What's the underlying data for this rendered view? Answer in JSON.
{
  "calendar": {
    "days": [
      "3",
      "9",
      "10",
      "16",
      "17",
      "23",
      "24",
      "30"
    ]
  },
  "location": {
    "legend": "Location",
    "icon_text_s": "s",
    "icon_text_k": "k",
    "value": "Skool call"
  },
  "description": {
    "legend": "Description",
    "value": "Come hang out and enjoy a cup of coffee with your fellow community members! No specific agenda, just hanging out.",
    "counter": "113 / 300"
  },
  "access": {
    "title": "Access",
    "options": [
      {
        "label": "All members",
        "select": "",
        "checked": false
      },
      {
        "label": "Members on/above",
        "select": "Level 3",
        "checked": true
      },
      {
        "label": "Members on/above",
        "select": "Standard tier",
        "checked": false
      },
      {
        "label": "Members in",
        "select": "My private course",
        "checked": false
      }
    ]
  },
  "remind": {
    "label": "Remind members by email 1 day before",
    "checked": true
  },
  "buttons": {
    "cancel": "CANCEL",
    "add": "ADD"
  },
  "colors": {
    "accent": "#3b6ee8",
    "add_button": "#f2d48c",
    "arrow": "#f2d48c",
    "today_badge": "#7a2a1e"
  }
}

____

Required task –
Extract all the entries word for word.

Task result –
What's the underlying data for this rendered view? Answer in JSON.
{
  "calendar": {
    "days": [
      "3",
      "9",
      "10",
      "16",
      "17",
      "23",
      "24",
      "30"
    ]
  },
  "location": {
    "legend": "Location",
    "icon_text_s": "s",
    "icon_text_k": "k",
    "value": "Skool call"
  },
  "description": {
    "legend": "Description",
    "value": "Come hang out and enjoy a cup of coffee with your fellow community members! No specific agenda, just hanging out.",
    "counter": "113 / 300"
  },
  "access": {
    "title": "Access",
    "options": [
      {
        "label": "All members",
        "select": "",
        "checked": false
      },
      {
        "label": "Members on/above",
        "select": "Level 3",
        "checked": true
      },
      {
        "label": "Members on/above",
        "select": "Standard tier",
        "checked": false
      },
      {
        "label": "Members in",
        "select": "My private course",
        "checked": false
      }
    ]
  },
  "remind": {
    "label": "Remind members by email 1 day before",
    "checked": true
  },
  "buttons": {
    "cancel": "CANCEL",
    "add": "ADD"
  },
  "colors": {
    "accent": "#3b6ee8",
    "add_button": "#f2d48c",
    "arrow": "#f2d48c",
    "today_badge": "#7a2a1e"
  }
}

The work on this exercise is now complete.